Dataset items
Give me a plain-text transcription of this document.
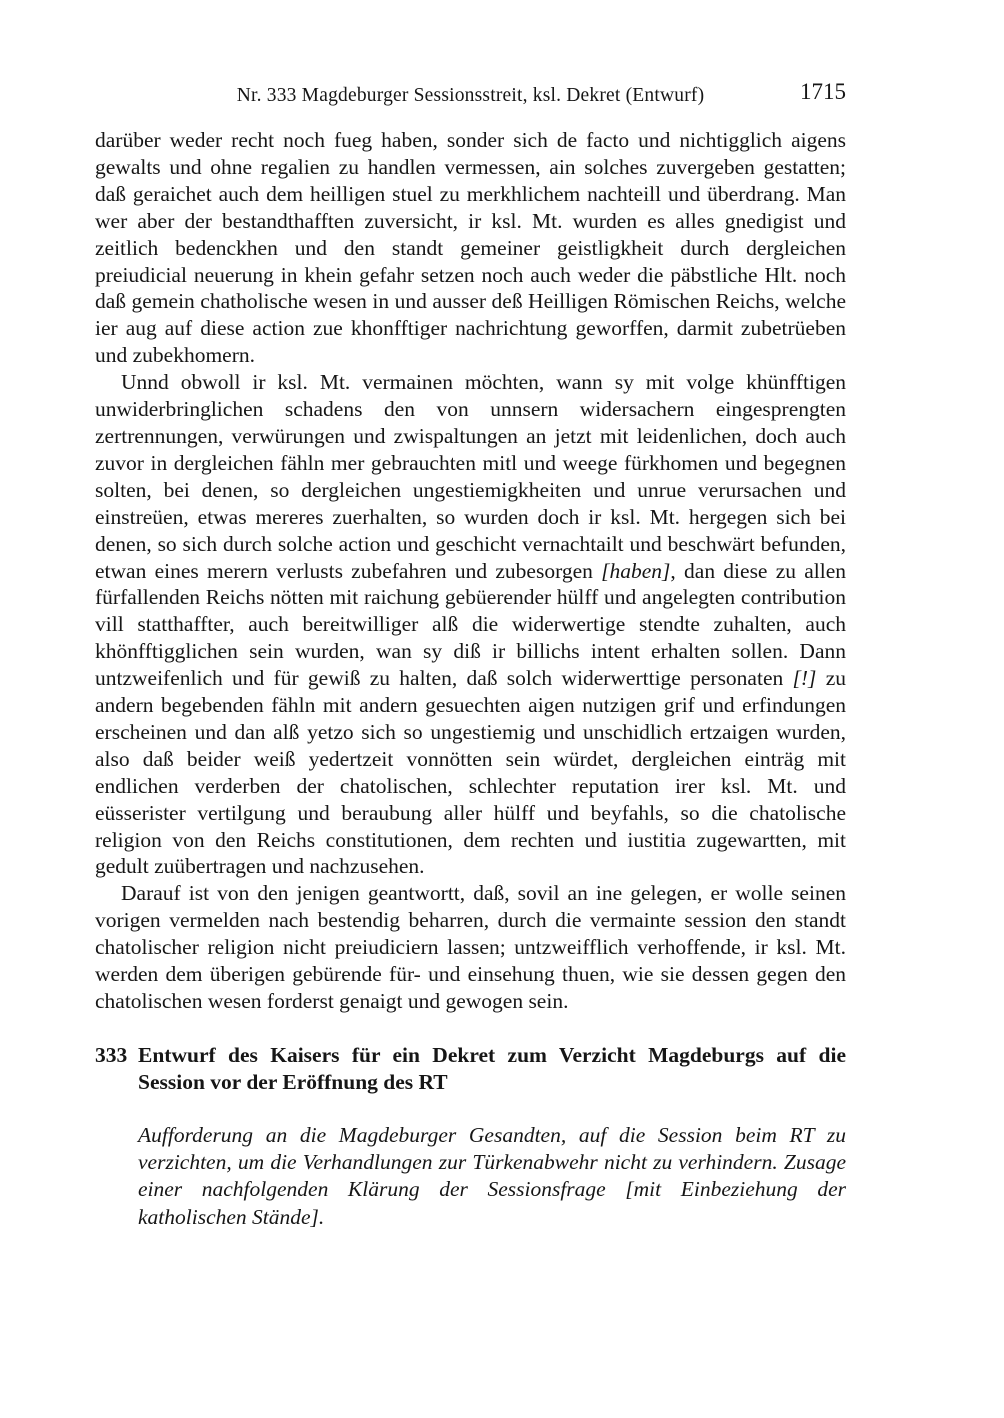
Nr. 333 Magdeburger Sessionsstreit, ksl. Dekret (Entwurf)	1715

darüber weder recht noch fueg haben, sonder sich de facto und nichtigglich aigens gewalts und ohne regalien zu handlen vermessen, ain solches zuvergeben gestatten; daß geraichet auch dem heilligen stuel zu merkhlichem nachteill und überdrang. Man wer aber der bestandthafften zuversicht, ir ksl. Mt. wurden es alles gnedigist und zeitlich bedenckhen und den standt gemeiner geistligkheit durch dergleichen preiudicial neuerung in khein gefahr setzen noch auch weder die päbstliche Hlt. noch daß gemein chatholische wesen in und ausser deß Heilligen Römischen Reichs, welche ier aug auf diese action zue khonfftiger nachrichtung geworffen, darmit zubetrüeben und zubekhomern.

Unnd obwoll ir ksl. Mt. vermainen möchten, wann sy mit volge khünfftigen unwiderbringlichen schadens den von unnsern widersachern eingesprengten zertrennungen, verwürungen und zwispaltungen an jetzt mit leidenlichen, doch auch zuvor in dergleichen fähln mer gebrauchten mitl und weege fürkhomen und begegnen solten, bei denen, so dergleichen ungestiemigkheiten und unrue verursachen und einstreüen, etwas mereres zuerhalten, so wurden doch ir ksl. Mt. hergegen sich bei denen, so sich durch solche action und geschicht vernachtailt und beschwärt befunden, etwan eines merern verlusts zubefahren und zubesorgen [haben], dan diese zu allen fürfallenden Reichs nötten mit raichung gebüerender hülff und angelegten contribution vill statthaffter, auch bereitwilliger alß die widerwertige stendte zuhalten, auch khönfftigglichen sein wurden, wan sy diß ir billichs intent erhalten sollen. Dann untzweifenlich und für gewiß zu halten, daß solch widerwerttige personaten [!] zu andern begebenden fähln mit andern gesuechten aigen nutzigen grif und erfindungen erscheinen und dan alß yetzo sich so ungestiemig und unschidlich ertzaigen wurden, also daß beider weiß yedertzeit vonnötten sein würdet, dergleichen einträg mit endlichen verderben der chatolischen, schlechter reputation irer ksl. Mt. und eüsserister vertilgung und beraubung aller hülff und beyfahls, so die chatolische religion von den Reichs constitutionen, dem rechten und iustitia zugewartten, mit gedult zuübertragen und nachzusehen.

Darauf ist von den jenigen geantwortt, daß, sovil an ine gelegen, er wolle seinen vorigen vermelden nach bestendig beharren, durch die vermainte session den standt chatolischer religion nicht preiudiciern lassen; untzweifflich verhoffende, ir ksl. Mt. werden dem überigen gebürende für- und einsehung thuen, wie sie dessen gegen den chatolischen wesen forderst genaigt und gewogen sein.

333 Entwurf des Kaisers für ein Dekret zum Verzicht Magdeburgs auf die Session vor der Eröffnung des RT

Aufforderung an die Magdeburger Gesandten, auf die Session beim RT zu verzichten, um die Verhandlungen zur Türkenabwehr nicht zu verhindern. Zusage einer nachfolgenden Klärung der Sessionsfrage [mit Einbeziehung der katholischen Stände].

What this task involves
The records above are to be reproduced exactly; the pictures are to be left out.

Written response
Give me a plain-text transcription of this document.
Nr. 333 Magdeburger Sessionsstreit, ksl. Dekret (Entwurf)	1715

darüber weder recht noch fueg haben, sonder sich de facto und nichtigglich aigens gewalts und ohne regalien zu handlen vermessen, ain solches zuvergeben gestatten; daß geraichet auch dem heilligen stuel zu merkhlichem nachteill und überdrang. Man wer aber der bestandthafften zuversicht, ir ksl. Mt. wurden es alles gnedigist und zeitlich bedenckhen und den standt gemeiner geistligkheit durch dergleichen preiudicial neuerung in khein gefahr setzen noch auch weder die päbstliche Hlt. noch daß gemein chatholische wesen in und ausser deß Heilligen Römischen Reichs, welche ier aug auf diese action zue khonfftiger nachrichtung geworffen, darmit zubetrüeben und zubekhomern.

Unnd obwoll ir ksl. Mt. vermainen möchten, wann sy mit volge khünfftigen unwiderbringlichen schadens den von unnsern widersachern eingesprengten zertrennungen, verwürungen und zwispaltungen an jetzt mit leidenlichen, doch auch zuvor in dergleichen fähln mer gebrauchten mitl und weege fürkhomen und begegnen solten, bei denen, so dergleichen ungestiemigkheiten und unrue verursachen und einstreüen, etwas mereres zuerhalten, so wurden doch ir ksl. Mt. hergegen sich bei denen, so sich durch solche action und geschicht vernachtailt und beschwärt befunden, etwan eines merern verlusts zubefahren und zubesorgen [haben], dan diese zu allen fürfallenden Reichs nötten mit raichung gebüerender hülff und angelegten contribution vill statthaffter, auch bereitwilliger alß die widerwertige stendte zuhalten, auch khönfftigglichen sein wurden, wan sy diß ir billichs intent erhalten sollen. Dann untzweifenlich und für gewiß zu halten, daß solch widerwerttige personaten [!] zu andern begebenden fähln mit andern gesuechten aigen nutzigen grif und erfindungen erscheinen und dan alß yetzo sich so ungestiemig und unschidlich ertzaigen wurden, also daß beider weiß yedertzeit vonnötten sein würdet, dergleichen einträg mit endlichen verderben der chatolischen, schlechter reputation irer ksl. Mt. und eüsserister vertilgung und beraubung aller hülff und beyfahls, so die chatolische religion von den Reichs constitutionen, dem rechten und iustitia zugewartten, mit gedult zuübertragen und nachzusehen.

Darauf ist von den jenigen geantwortt, daß, sovil an ine gelegen, er wolle seinen vorigen vermelden nach bestendig beharren, durch die vermainte session den standt chatolischer religion nicht preiudiciern lassen; untzweifflich verhoffende, ir ksl. Mt. werden dem überigen gebürende für- und einsehung thuen, wie sie dessen gegen den chatolischen wesen forderst genaigt und gewogen sein.

333 Entwurf des Kaisers für ein Dekret zum Verzicht Magdeburgs auf die Session vor der Eröffnung des RT

Aufforderung an die Magdeburger Gesandten, auf die Session beim RT zu verzichten, um die Verhandlungen zur Türkenabwehr nicht zu verhindern. Zusage einer nachfolgenden Klärung der Sessionsfrage [mit Einbeziehung der katholischen Stände].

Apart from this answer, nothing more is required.